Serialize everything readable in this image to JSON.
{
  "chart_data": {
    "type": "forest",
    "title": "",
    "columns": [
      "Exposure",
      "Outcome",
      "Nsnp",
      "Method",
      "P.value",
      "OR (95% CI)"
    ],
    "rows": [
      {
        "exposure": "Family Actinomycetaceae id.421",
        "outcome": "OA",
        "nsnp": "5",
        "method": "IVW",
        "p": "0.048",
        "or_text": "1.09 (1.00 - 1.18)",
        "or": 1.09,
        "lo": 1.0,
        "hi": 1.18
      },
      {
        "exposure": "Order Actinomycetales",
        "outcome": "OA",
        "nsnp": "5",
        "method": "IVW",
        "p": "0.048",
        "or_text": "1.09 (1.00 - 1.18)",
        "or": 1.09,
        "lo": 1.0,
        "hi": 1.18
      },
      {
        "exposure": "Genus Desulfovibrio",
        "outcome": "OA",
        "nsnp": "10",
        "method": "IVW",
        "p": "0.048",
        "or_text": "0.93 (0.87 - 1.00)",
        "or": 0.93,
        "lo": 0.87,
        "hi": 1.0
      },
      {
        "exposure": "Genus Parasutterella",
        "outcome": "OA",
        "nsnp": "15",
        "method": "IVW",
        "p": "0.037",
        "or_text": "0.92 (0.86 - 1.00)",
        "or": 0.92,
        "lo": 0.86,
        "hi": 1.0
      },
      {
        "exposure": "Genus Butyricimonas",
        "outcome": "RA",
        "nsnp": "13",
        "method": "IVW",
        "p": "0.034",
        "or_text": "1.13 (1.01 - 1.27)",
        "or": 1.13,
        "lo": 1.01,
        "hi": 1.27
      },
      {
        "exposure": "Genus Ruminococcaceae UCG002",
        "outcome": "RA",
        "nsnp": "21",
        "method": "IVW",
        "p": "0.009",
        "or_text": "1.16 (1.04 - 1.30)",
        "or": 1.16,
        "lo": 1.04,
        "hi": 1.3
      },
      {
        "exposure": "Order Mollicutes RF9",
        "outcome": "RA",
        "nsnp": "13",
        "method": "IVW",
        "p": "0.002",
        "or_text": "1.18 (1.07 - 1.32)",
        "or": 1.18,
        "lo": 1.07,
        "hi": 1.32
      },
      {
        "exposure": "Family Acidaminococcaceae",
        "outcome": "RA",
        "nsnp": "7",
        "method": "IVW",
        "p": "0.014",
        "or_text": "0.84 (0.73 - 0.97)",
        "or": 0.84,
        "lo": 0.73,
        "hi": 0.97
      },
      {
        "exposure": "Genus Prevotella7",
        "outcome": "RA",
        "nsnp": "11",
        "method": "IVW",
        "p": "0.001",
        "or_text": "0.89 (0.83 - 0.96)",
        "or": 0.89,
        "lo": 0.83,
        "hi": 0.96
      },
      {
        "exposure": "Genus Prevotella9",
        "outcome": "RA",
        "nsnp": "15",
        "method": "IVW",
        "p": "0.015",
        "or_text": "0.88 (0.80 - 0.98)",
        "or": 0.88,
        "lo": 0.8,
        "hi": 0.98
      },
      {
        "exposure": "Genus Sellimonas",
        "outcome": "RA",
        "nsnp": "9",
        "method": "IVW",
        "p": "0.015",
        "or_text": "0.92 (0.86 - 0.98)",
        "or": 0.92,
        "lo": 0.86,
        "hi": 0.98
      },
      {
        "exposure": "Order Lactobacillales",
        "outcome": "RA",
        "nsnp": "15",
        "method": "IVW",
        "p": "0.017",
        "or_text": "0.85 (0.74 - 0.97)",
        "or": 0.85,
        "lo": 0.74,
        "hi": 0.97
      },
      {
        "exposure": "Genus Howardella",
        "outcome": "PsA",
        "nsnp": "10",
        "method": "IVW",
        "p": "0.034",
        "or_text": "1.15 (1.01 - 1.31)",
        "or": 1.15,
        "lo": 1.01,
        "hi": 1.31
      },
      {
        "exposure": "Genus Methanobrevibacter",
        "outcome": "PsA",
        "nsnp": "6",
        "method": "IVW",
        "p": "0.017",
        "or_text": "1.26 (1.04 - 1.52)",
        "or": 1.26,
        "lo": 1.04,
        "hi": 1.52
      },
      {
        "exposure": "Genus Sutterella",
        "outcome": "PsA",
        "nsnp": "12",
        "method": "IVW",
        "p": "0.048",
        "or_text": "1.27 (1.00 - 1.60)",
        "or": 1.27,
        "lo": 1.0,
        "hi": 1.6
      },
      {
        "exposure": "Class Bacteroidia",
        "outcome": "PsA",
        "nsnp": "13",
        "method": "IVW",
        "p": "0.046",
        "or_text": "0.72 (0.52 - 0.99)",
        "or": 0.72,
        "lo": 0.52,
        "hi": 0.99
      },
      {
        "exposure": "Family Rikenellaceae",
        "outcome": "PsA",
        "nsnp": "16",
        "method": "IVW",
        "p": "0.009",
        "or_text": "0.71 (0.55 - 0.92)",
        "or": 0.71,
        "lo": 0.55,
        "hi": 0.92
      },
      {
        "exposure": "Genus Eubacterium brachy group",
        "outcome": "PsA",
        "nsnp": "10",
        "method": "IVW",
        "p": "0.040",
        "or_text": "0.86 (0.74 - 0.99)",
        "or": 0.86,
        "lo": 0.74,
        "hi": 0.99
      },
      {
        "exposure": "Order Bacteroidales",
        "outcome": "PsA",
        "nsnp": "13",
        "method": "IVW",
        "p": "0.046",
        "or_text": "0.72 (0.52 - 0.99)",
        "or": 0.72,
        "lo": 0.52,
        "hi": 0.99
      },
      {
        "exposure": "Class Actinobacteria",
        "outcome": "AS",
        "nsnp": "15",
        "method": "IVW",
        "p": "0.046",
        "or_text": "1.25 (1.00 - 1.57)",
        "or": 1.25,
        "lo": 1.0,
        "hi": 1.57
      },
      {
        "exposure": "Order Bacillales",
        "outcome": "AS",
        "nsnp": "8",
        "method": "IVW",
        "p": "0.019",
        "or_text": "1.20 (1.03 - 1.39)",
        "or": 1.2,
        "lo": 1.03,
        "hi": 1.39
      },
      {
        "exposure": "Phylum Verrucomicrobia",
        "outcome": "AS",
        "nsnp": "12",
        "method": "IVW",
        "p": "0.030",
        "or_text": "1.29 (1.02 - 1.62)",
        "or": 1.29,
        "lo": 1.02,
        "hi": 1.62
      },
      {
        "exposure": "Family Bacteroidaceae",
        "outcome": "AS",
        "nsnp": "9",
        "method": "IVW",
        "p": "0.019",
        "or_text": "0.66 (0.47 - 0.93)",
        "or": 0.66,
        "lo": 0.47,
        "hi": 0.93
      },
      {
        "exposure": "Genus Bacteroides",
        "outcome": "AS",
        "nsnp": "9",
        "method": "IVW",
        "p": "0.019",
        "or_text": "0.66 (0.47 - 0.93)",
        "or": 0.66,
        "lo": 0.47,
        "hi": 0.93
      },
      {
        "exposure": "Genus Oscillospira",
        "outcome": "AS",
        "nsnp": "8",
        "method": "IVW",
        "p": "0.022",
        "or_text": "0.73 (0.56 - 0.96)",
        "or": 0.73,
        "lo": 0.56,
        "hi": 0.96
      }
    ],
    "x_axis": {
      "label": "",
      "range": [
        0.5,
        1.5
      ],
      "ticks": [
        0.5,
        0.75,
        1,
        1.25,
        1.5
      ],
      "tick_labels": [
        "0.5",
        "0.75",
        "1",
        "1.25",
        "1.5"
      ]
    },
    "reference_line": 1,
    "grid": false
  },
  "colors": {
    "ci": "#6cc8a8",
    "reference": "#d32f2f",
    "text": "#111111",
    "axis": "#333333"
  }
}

====================

◆ Problem: From the records above, extract every line exactly as it stands.

◆ Output of the exercise:
Serialize everything readable in this image to JSON.
{
  "chart_data": {
    "type": "forest",
    "title": "",
    "columns": [
      "Exposure",
      "Outcome",
      "Nsnp",
      "Method",
      "P.value",
      "OR (95% CI)"
    ],
    "rows": [
      {
        "exposure": "Family Actinomycetaceae id.421",
        "outcome": "OA",
        "nsnp": "5",
        "method": "IVW",
        "p": "0.048",
        "or_text": "1.09 (1.00 - 1.18)",
        "or": 1.09,
        "lo": 1.0,
        "hi": 1.18
      },
      {
        "exposure": "Order Actinomycetales",
        "outcome": "OA",
        "nsnp": "5",
        "method": "IVW",
        "p": "0.048",
        "or_text": "1.09 (1.00 - 1.18)",
        "or": 1.09,
        "lo": 1.0,
        "hi": 1.18
      },
      {
        "exposure": "Genus Desulfovibrio",
        "outcome": "OA",
        "nsnp": "10",
        "method": "IVW",
        "p": "0.048",
        "or_text": "0.93 (0.87 - 1.00)",
        "or": 0.93,
        "lo": 0.87,
        "hi": 1.0
      },
      {
        "exposure": "Genus Parasutterella",
        "outcome": "OA",
        "nsnp": "15",
        "method": "IVW",
        "p": "0.037",
        "or_text": "0.92 (0.86 - 1.00)",
        "or": 0.92,
        "lo": 0.86,
        "hi": 1.0
      },
      {
        "exposure": "Genus Butyricimonas",
        "outcome": "RA",
        "nsnp": "13",
        "method": "IVW",
        "p": "0.034",
        "or_text": "1.13 (1.01 - 1.27)",
        "or": 1.13,
        "lo": 1.01,
        "hi": 1.27
      },
      {
        "exposure": "Genus Ruminococcaceae UCG002",
        "outcome": "RA",
        "nsnp": "21",
        "method": "IVW",
        "p": "0.009",
        "or_text": "1.16 (1.04 - 1.30)",
        "or": 1.16,
        "lo": 1.04,
        "hi": 1.3
      },
      {
        "exposure": "Order Mollicutes RF9",
        "outcome": "RA",
        "nsnp": "13",
        "method": "IVW",
        "p": "0.002",
        "or_text": "1.18 (1.07 - 1.32)",
        "or": 1.18,
        "lo": 1.07,
        "hi": 1.32
      },
      {
        "exposure": "Family Acidaminococcaceae",
        "outcome": "RA",
        "nsnp": "7",
        "method": "IVW",
        "p": "0.014",
        "or_text": "0.84 (0.73 - 0.97)",
        "or": 0.84,
        "lo": 0.73,
        "hi": 0.97
      },
      {
        "exposure": "Genus Prevotella7",
        "outcome": "RA",
        "nsnp": "11",
        "method": "IVW",
        "p": "0.001",
        "or_text": "0.89 (0.83 - 0.96)",
        "or": 0.89,
        "lo": 0.83,
        "hi": 0.96
      },
      {
        "exposure": "Genus Prevotella9",
        "outcome": "RA",
        "nsnp": "15",
        "method": "IVW",
        "p": "0.015",
        "or_text": "0.88 (0.80 - 0.98)",
        "or": 0.88,
        "lo": 0.8,
        "hi": 0.98
      },
      {
        "exposure": "Genus Sellimonas",
        "outcome": "RA",
        "nsnp": "9",
        "method": "IVW",
        "p": "0.015",
        "or_text": "0.92 (0.86 - 0.98)",
        "or": 0.92,
        "lo": 0.86,
        "hi": 0.98
      },
      {
        "exposure": "Order Lactobacillales",
        "outcome": "RA",
        "nsnp": "15",
        "method": "IVW",
        "p": "0.017",
        "or_text": "0.85 (0.74 - 0.97)",
        "or": 0.85,
        "lo": 0.74,
        "hi": 0.97
      },
      {
        "exposure": "Genus Howardella",
        "outcome": "PsA",
        "nsnp": "10",
        "method": "IVW",
        "p": "0.034",
        "or_text": "1.15 (1.01 - 1.31)",
        "or": 1.15,
        "lo": 1.01,
        "hi": 1.31
      },
      {
        "exposure": "Genus Methanobrevibacter",
        "outcome": "PsA",
        "nsnp": "6",
        "method": "IVW",
        "p": "0.017",
        "or_text": "1.26 (1.04 - 1.52)",
        "or": 1.26,
        "lo": 1.04,
        "hi": 1.52
      },
      {
        "exposure": "Genus Sutterella",
        "outcome": "PsA",
        "nsnp": "12",
        "method": "IVW",
        "p": "0.048",
        "or_text": "1.27 (1.00 - 1.60)",
        "or": 1.27,
        "lo": 1.0,
        "hi": 1.6
      },
      {
        "exposure": "Class Bacteroidia",
        "outcome": "PsA",
        "nsnp": "13",
        "method": "IVW",
        "p": "0.046",
        "or_text": "0.72 (0.52 - 0.99)",
        "or": 0.72,
        "lo": 0.52,
        "hi": 0.99
      },
      {
        "exposure": "Family Rikenellaceae",
        "outcome": "PsA",
        "nsnp": "16",
        "method": "IVW",
        "p": "0.009",
        "or_text": "0.71 (0.55 - 0.92)",
        "or": 0.71,
        "lo": 0.55,
        "hi": 0.92
      },
      {
        "exposure": "Genus Eubacterium brachy group",
        "outcome": "PsA",
        "nsnp": "10",
        "method": "IVW",
        "p": "0.040",
        "or_text": "0.86 (0.74 - 0.99)",
        "or": 0.86,
        "lo": 0.74,
        "hi": 0.99
      },
      {
        "exposure": "Order Bacteroidales",
        "outcome": "PsA",
        "nsnp": "13",
        "method": "IVW",
        "p": "0.046",
        "or_text": "0.72 (0.52 - 0.99)",
        "or": 0.72,
        "lo": 0.52,
        "hi": 0.99
      },
      {
        "exposure": "Class Actinobacteria",
        "outcome": "AS",
        "nsnp": "15",
        "method": "IVW",
        "p": "0.046",
        "or_text": "1.25 (1.00 - 1.57)",
        "or": 1.25,
        "lo": 1.0,
        "hi": 1.57
      },
      {
        "exposure": "Order Bacillales",
        "outcome": "AS",
        "nsnp": "8",
        "method": "IVW",
        "p": "0.019",
        "or_text": "1.20 (1.03 - 1.39)",
        "or": 1.2,
        "lo": 1.03,
        "hi": 1.39
      },
      {
        "exposure": "Phylum Verrucomicrobia",
        "outcome": "AS",
        "nsnp": "12",
        "method": "IVW",
        "p": "0.030",
        "or_text": "1.29 (1.02 - 1.62)",
        "or": 1.29,
        "lo": 1.02,
        "hi": 1.62
      },
      {
        "exposure": "Family Bacteroidaceae",
        "outcome": "AS",
        "nsnp": "9",
        "method": "IVW",
        "p": "0.019",
        "or_text": "0.66 (0.47 - 0.93)",
        "or": 0.66,
        "lo": 0.47,
        "hi": 0.93
      },
      {
        "exposure": "Genus Bacteroides",
        "outcome": "AS",
        "nsnp": "9",
        "method": "IVW",
        "p": "0.019",
        "or_text": "0.66 (0.47 - 0.93)",
        "or": 0.66,
        "lo": 0.47,
        "hi": 0.93
      },
      {
        "exposure": "Genus Oscillospira",
        "outcome": "AS",
        "nsnp": "8",
        "method": "IVW",
        "p": "0.022",
        "or_text": "0.73 (0.56 - 0.96)",
        "or": 0.73,
        "lo": 0.56,
        "hi": 0.96
      }
    ],
    "x_axis": {
      "label": "",
      "range": [
        0.5,
        1.5
      ],
      "ticks": [
        0.5,
        0.75,
        1,
        1.25,
        1.5
      ],
      "tick_labels": [
        "0.5",
        "0.75",
        "1",
        "1.25",
        "1.5"
      ]
    },
    "reference_line": 1,
    "grid": false
  },
  "colors": {
    "ci": "#6cc8a8",
    "reference": "#d32f2f",
    "text": "#111111",
    "axis": "#333333"
  }
}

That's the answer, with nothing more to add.